— Problem details —
Reproduce the records. Keep every word exact and include no images.

— Available records —
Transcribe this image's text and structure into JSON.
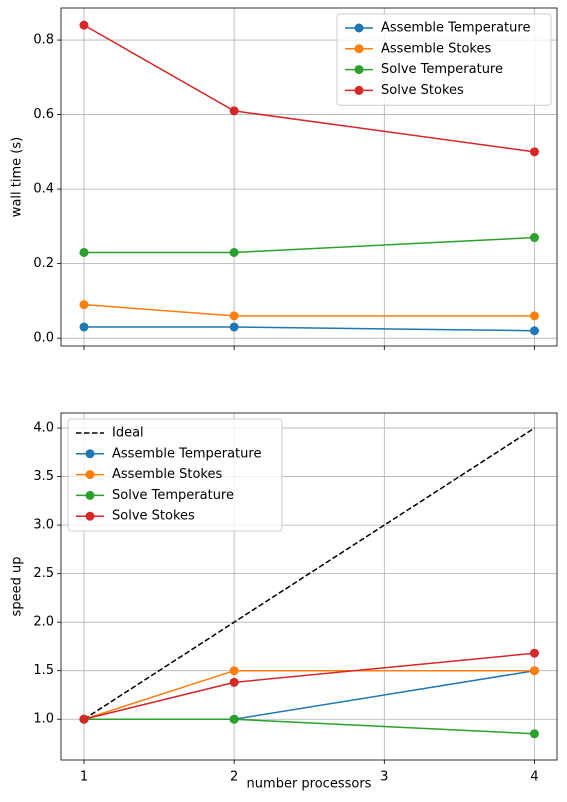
{
  "chart_data": [
    {
      "type": "line",
      "ylabel": "wall time (s)",
      "x": [
        1,
        2,
        4
      ],
      "xlim": [
        0.847,
        4.15
      ],
      "xticks": [
        1,
        2,
        3,
        4
      ],
      "xtick_labels": false,
      "ylim": [
        -0.021,
        0.886
      ],
      "yticks": [
        {
          "value": 0,
          "label": "0.0"
        },
        0.2,
        0.4,
        0.6,
        0.8
      ],
      "grid": true,
      "legend": "upper right",
      "series": [
        {
          "name": "Assemble Temperature",
          "color": "#1f77b4",
          "marker": "o",
          "values": [
            0.03,
            0.03,
            0.02
          ]
        },
        {
          "name": "Assemble Stokes",
          "color": "#ff7f0e",
          "marker": "o",
          "values": [
            0.09,
            0.06,
            0.06
          ]
        },
        {
          "name": "Solve Temperature",
          "color": "#2ca02c",
          "marker": "o",
          "values": [
            0.23,
            0.23,
            0.27
          ]
        },
        {
          "name": "Solve Stokes",
          "color": "#d62728",
          "marker": "o",
          "values": [
            0.84,
            0.61,
            0.5
          ]
        }
      ]
    },
    {
      "type": "line",
      "ylabel": "speed up",
      "xlabel": "number processors",
      "x": [
        1,
        2,
        4
      ],
      "xlim": [
        0.847,
        4.15
      ],
      "xticks": [
        1,
        2,
        3,
        4
      ],
      "xtick_labels": true,
      "ylim": [
        0.58,
        4.155
      ],
      "yticks": [
        {
          "value": 1,
          "label": "1.0"
        },
        1.5,
        {
          "value": 2,
          "label": "2.0"
        },
        2.5,
        {
          "value": 3,
          "label": "3.0"
        },
        3.5,
        {
          "value": 4,
          "label": "4.0"
        }
      ],
      "grid": true,
      "legend": "upper left",
      "series": [
        {
          "name": "Ideal",
          "color": "#000000",
          "dash": true,
          "values": [
            1,
            2,
            4
          ]
        },
        {
          "name": "Assemble Temperature",
          "color": "#1f77b4",
          "marker": "o",
          "values": [
            1,
            1,
            1.5
          ]
        },
        {
          "name": "Assemble Stokes",
          "color": "#ff7f0e",
          "marker": "o",
          "values": [
            1,
            1.5,
            1.5
          ]
        },
        {
          "name": "Solve Temperature",
          "color": "#2ca02c",
          "marker": "o",
          "values": [
            1,
            1,
            0.85
          ]
        },
        {
          "name": "Solve Stokes",
          "color": "#d62728",
          "marker": "o",
          "values": [
            1,
            1.38,
            1.68
          ]
        }
      ]
    }
  ]
}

— Exercise response —
Transcribe this image's text and structure into JSON.
{
  "chart_data": [
    {
      "type": "line",
      "ylabel": "wall time (s)",
      "x": [
        1,
        2,
        4
      ],
      "xlim": [
        0.847,
        4.15
      ],
      "xticks": [
        1,
        2,
        3,
        4
      ],
      "xtick_labels": false,
      "ylim": [
        -0.021,
        0.886
      ],
      "yticks": [
        {
          "value": 0,
          "label": "0.0"
        },
        0.2,
        0.4,
        0.6,
        0.8
      ],
      "grid": true,
      "legend": "upper right",
      "series": [
        {
          "name": "Assemble Temperature",
          "color": "#1f77b4",
          "marker": "o",
          "values": [
            0.03,
            0.03,
            0.02
          ]
        },
        {
          "name": "Assemble Stokes",
          "color": "#ff7f0e",
          "marker": "o",
          "values": [
            0.09,
            0.06,
            0.06
          ]
        },
        {
          "name": "Solve Temperature",
          "color": "#2ca02c",
          "marker": "o",
          "values": [
            0.23,
            0.23,
            0.27
          ]
        },
        {
          "name": "Solve Stokes",
          "color": "#d62728",
          "marker": "o",
          "values": [
            0.84,
            0.61,
            0.5
          ]
        }
      ]
    },
    {
      "type": "line",
      "ylabel": "speed up",
      "xlabel": "number processors",
      "x": [
        1,
        2,
        4
      ],
      "xlim": [
        0.847,
        4.15
      ],
      "xticks": [
        1,
        2,
        3,
        4
      ],
      "xtick_labels": true,
      "ylim": [
        0.58,
        4.155
      ],
      "yticks": [
        {
          "value": 1,
          "label": "1.0"
        },
        1.5,
        {
          "value": 2,
          "label": "2.0"
        },
        2.5,
        {
          "value": 3,
          "label": "3.0"
        },
        3.5,
        {
          "value": 4,
          "label": "4.0"
        }
      ],
      "grid": true,
      "legend": "upper left",
      "series": [
        {
          "name": "Ideal",
          "color": "#000000",
          "dash": true,
          "values": [
            1,
            2,
            4
          ]
        },
        {
          "name": "Assemble Temperature",
          "color": "#1f77b4",
          "marker": "o",
          "values": [
            1,
            1,
            1.5
          ]
        },
        {
          "name": "Assemble Stokes",
          "color": "#ff7f0e",
          "marker": "o",
          "values": [
            1,
            1.5,
            1.5
          ]
        },
        {
          "name": "Solve Temperature",
          "color": "#2ca02c",
          "marker": "o",
          "values": [
            1,
            1,
            0.85
          ]
        },
        {
          "name": "Solve Stokes",
          "color": "#d62728",
          "marker": "o",
          "values": [
            1,
            1.38,
            1.68
          ]
        }
      ]
    }
  ]
}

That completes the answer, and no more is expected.